* _Brief_: Repeat, word for word, every line from the line holding "Convert this screenshot" through the final line of the entries below. Skip all pictures.

Dataset rows:
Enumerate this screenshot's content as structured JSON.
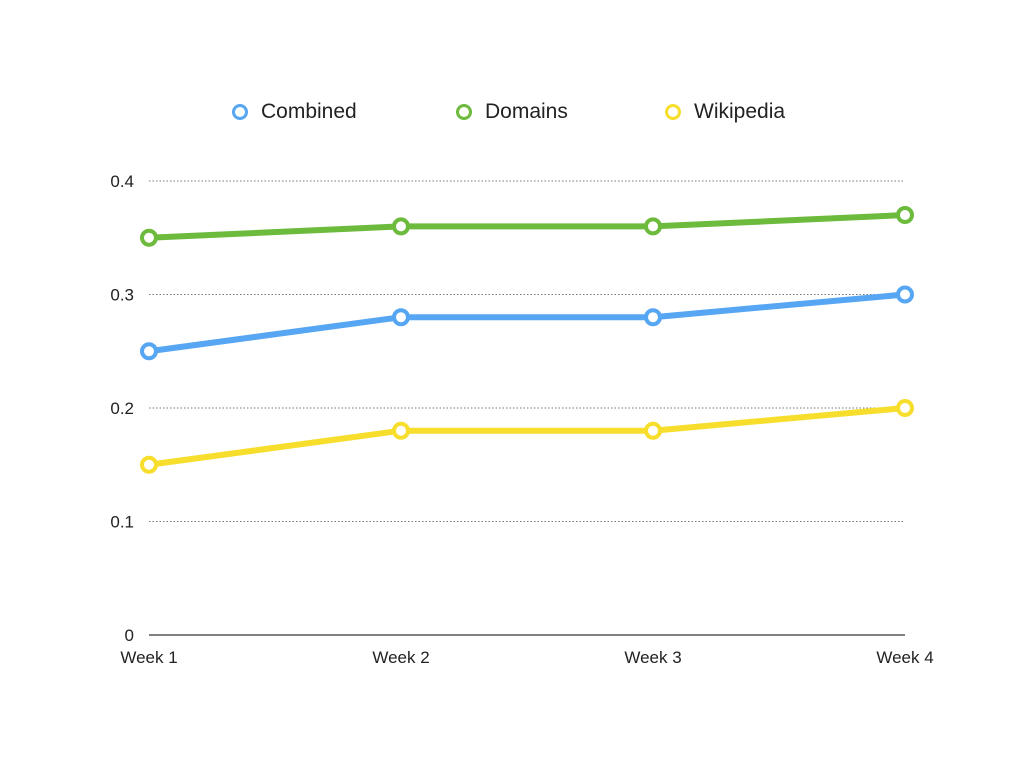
{
  "chart_data": {
    "type": "line",
    "categories": [
      "Week 1",
      "Week 2",
      "Week 3",
      "Week 4"
    ],
    "series": [
      {
        "name": "Combined",
        "color": "#56A6F3",
        "values": [
          0.25,
          0.28,
          0.28,
          0.3
        ]
      },
      {
        "name": "Domains",
        "color": "#6CBB3C",
        "values": [
          0.35,
          0.36,
          0.36,
          0.37
        ]
      },
      {
        "name": "Wikipedia",
        "color": "#F7DE2C",
        "values": [
          0.15,
          0.18,
          0.18,
          0.2
        ]
      }
    ],
    "yticks": [
      "0",
      "0.1",
      "0.2",
      "0.3",
      "0.4"
    ],
    "ylim": [
      0,
      0.4
    ],
    "grid": "horizontal-dotted",
    "legend_position": "top-center"
  }
}
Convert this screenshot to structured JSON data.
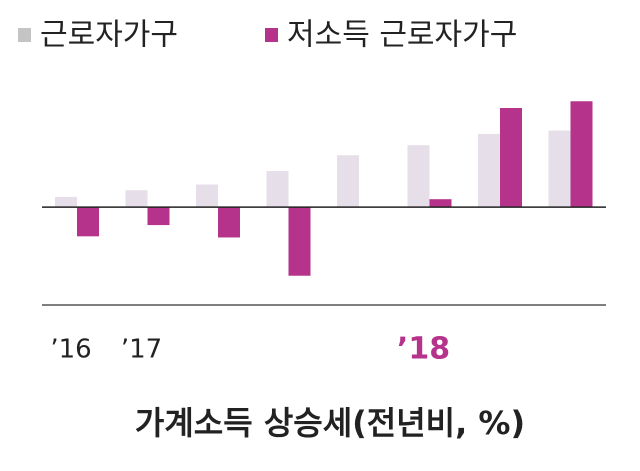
{
  "chart_data": {
    "type": "bar",
    "title": "가계소득 상승세(전년비, %)",
    "categories": [
      "’16",
      "’17",
      null,
      null,
      null,
      "’18",
      null,
      null
    ],
    "highlight_category": 5,
    "series": [
      {
        "name": "근로자가구",
        "color": "#e6dfea",
        "values": [
          0.9,
          1.5,
          2.0,
          3.2,
          4.6,
          5.5,
          6.5,
          6.8
        ]
      },
      {
        "name": "저소득 근로자가구",
        "color": "#b5338a",
        "values": [
          -2.6,
          -1.6,
          -2.7,
          -6.1,
          null,
          0.7,
          8.8,
          9.4
        ]
      }
    ],
    "ylim": [
      -8.7,
      10.4
    ]
  }
}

* _Task output_:
Convert this screenshot to structured JSON data.
{
  "chart_data": {
    "type": "bar",
    "title": "가계소득 상승세(전년비, %)",
    "categories": [
      "’16",
      "’17",
      null,
      null,
      null,
      "’18",
      null,
      null
    ],
    "highlight_category": 5,
    "series": [
      {
        "name": "근로자가구",
        "color": "#e6dfea",
        "values": [
          0.9,
          1.5,
          2.0,
          3.2,
          4.6,
          5.5,
          6.5,
          6.8
        ]
      },
      {
        "name": "저소득 근로자가구",
        "color": "#b5338a",
        "values": [
          -2.6,
          -1.6,
          -2.7,
          -6.1,
          null,
          0.7,
          8.8,
          9.4
        ]
      }
    ],
    "ylim": [
      -8.7,
      10.4
    ]
  }
}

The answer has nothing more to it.